Raw records:
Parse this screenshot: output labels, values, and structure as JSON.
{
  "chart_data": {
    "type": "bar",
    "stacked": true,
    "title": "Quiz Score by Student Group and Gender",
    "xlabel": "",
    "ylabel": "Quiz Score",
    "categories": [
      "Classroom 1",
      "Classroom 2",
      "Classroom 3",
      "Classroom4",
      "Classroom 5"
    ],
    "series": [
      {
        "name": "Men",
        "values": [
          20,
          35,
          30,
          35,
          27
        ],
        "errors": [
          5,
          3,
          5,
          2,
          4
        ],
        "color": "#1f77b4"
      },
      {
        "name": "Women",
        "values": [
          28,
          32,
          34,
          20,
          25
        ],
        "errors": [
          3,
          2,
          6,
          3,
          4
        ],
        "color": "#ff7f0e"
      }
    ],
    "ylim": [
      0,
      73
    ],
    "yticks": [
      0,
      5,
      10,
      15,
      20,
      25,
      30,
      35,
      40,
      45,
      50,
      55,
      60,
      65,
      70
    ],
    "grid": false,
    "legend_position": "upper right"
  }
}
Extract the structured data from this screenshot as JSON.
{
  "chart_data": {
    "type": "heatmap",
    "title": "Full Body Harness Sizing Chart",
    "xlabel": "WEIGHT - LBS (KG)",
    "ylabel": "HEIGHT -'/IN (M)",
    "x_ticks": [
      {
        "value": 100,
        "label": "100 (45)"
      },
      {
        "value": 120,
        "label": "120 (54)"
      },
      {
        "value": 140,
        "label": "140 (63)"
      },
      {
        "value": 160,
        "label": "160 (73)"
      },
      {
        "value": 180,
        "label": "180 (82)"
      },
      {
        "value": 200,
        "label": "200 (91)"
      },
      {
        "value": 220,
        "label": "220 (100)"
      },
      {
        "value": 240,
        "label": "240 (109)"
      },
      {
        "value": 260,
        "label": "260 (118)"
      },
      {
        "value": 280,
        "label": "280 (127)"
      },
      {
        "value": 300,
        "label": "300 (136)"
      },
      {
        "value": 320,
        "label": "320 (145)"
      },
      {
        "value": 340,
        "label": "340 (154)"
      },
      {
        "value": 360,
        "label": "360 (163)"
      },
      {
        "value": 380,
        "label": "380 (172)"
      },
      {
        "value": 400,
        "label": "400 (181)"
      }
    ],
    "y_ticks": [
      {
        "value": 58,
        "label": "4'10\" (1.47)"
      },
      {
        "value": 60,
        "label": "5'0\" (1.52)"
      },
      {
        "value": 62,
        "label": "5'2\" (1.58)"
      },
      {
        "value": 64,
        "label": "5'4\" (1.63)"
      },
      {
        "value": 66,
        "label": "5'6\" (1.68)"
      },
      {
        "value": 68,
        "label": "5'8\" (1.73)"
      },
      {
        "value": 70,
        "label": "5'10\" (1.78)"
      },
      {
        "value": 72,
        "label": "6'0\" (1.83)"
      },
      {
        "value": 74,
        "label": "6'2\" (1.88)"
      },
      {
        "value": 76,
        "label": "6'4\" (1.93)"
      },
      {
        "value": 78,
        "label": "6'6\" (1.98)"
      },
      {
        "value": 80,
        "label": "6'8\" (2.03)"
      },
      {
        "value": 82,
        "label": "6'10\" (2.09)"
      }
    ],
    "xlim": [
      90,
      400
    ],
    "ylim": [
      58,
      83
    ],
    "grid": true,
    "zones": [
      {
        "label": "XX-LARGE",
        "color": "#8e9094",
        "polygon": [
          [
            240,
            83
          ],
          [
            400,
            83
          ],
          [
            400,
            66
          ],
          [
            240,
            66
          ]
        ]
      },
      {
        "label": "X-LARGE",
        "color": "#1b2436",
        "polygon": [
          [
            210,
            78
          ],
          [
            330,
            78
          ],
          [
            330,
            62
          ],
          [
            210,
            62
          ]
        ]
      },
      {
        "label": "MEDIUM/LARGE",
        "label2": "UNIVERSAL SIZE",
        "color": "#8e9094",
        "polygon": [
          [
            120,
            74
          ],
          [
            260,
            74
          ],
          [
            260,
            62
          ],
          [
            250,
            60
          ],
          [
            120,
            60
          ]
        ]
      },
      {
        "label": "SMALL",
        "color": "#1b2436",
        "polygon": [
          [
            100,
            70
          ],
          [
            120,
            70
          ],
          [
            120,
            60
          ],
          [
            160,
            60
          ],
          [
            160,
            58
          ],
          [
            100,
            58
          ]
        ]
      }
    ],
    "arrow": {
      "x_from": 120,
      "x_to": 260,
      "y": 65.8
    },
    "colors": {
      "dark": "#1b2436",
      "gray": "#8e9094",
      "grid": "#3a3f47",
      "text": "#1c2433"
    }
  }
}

**Set problem**
Of the lines above, copy each that contains "this".

**Exercise answer**
Parse this screenshot: output labels, values, and structure as JSON.
Extract the structured data from this screenshot as JSON.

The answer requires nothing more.